GOAL => Extract the lines that hold the string "init".

# Start of DATASET EXTRACT

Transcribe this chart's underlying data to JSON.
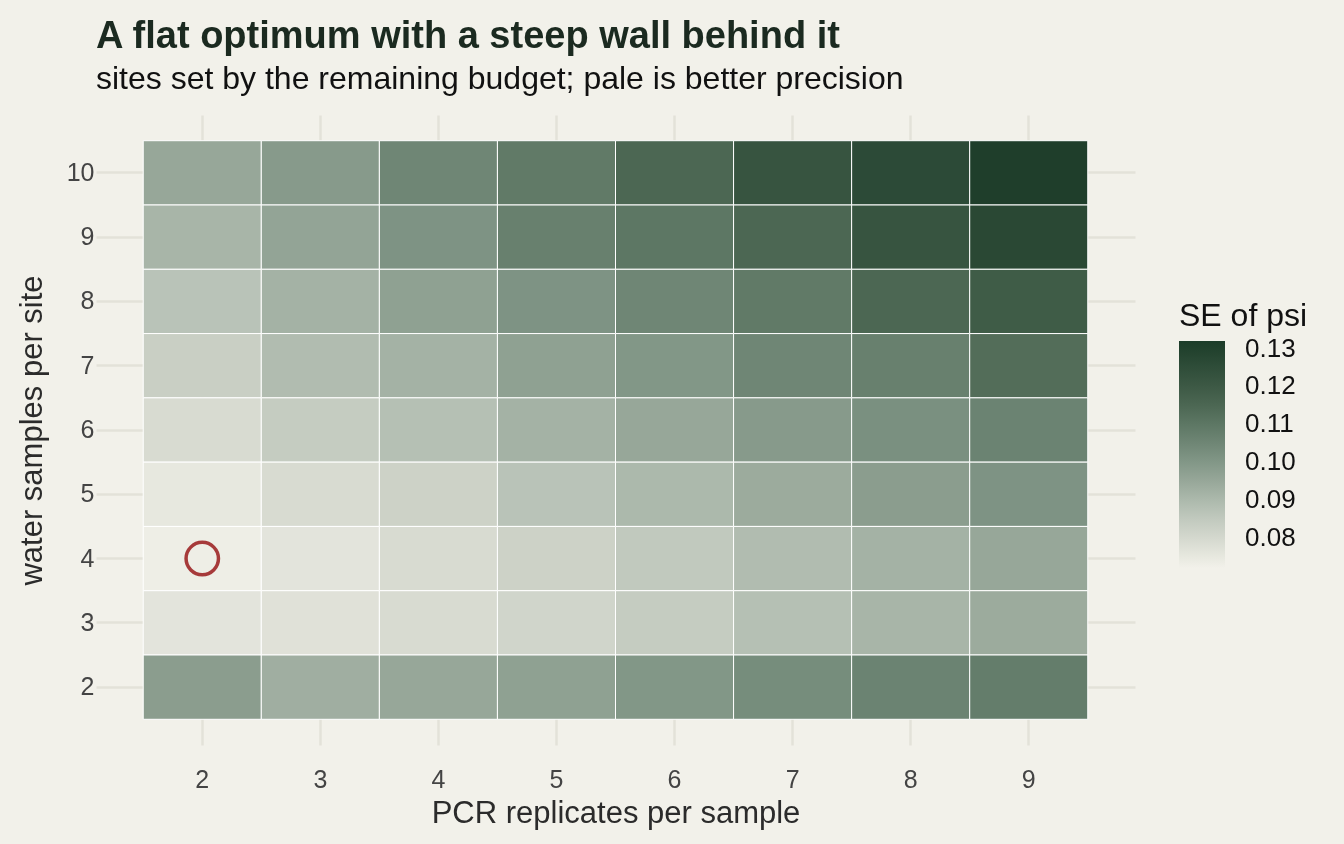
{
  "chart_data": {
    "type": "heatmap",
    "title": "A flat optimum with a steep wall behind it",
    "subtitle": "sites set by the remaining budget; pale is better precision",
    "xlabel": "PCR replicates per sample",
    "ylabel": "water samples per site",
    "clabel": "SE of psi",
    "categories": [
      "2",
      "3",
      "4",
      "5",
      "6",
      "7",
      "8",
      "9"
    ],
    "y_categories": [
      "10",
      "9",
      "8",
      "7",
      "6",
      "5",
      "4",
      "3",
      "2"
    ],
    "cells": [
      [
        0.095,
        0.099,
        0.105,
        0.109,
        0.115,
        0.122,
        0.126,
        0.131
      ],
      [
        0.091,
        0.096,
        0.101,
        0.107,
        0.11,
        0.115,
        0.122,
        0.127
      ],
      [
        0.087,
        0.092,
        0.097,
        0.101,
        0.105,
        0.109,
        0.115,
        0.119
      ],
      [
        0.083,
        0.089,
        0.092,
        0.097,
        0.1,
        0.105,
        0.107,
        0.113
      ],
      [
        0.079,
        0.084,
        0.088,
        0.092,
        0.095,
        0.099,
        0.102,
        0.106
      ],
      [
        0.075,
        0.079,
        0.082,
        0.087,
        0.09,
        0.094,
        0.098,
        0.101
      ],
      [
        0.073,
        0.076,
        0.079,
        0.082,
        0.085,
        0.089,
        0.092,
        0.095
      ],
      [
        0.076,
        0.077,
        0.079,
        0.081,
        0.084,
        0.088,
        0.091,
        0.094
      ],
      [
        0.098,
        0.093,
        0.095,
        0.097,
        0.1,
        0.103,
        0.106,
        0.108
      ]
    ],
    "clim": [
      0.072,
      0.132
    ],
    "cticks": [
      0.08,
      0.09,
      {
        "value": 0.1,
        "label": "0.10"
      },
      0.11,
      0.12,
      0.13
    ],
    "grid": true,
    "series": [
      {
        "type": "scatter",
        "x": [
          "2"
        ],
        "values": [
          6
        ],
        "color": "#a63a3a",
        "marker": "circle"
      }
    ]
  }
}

# End of DATASET EXTRACT
# Start of DATASET EXTRACT

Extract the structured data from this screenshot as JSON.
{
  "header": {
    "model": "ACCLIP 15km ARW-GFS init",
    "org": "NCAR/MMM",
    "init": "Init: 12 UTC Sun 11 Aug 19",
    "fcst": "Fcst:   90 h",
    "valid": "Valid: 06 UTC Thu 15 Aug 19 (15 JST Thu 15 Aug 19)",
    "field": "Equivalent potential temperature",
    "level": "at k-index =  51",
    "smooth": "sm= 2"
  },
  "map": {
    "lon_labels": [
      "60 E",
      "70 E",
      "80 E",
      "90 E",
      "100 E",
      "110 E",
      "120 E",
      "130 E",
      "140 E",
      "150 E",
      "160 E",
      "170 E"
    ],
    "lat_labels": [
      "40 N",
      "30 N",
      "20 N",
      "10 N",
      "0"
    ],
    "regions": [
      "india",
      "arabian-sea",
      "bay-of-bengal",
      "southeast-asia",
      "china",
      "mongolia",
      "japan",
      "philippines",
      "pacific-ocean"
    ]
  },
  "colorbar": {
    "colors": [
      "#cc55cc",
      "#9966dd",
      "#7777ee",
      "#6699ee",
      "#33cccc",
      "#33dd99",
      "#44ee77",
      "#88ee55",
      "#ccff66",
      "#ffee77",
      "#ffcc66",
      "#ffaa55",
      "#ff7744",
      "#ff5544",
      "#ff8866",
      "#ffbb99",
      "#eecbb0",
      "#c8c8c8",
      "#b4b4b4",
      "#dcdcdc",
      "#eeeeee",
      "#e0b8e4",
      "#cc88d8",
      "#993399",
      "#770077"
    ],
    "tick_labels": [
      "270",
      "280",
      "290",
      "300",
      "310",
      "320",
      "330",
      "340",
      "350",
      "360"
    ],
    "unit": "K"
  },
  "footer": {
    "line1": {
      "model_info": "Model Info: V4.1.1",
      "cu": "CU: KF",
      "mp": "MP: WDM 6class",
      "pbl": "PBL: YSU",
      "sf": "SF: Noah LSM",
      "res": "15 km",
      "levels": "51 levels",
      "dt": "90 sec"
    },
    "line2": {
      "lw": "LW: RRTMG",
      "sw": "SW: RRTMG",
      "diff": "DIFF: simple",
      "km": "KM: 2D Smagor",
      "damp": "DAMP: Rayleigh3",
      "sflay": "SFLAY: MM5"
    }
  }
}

# End of DATASET EXTRACT

TASK RESULT =>
    "model": "ACCLIP 15km ARW-GFS init",
    "init": "Init: 12 UTC Sun 11 Aug 19",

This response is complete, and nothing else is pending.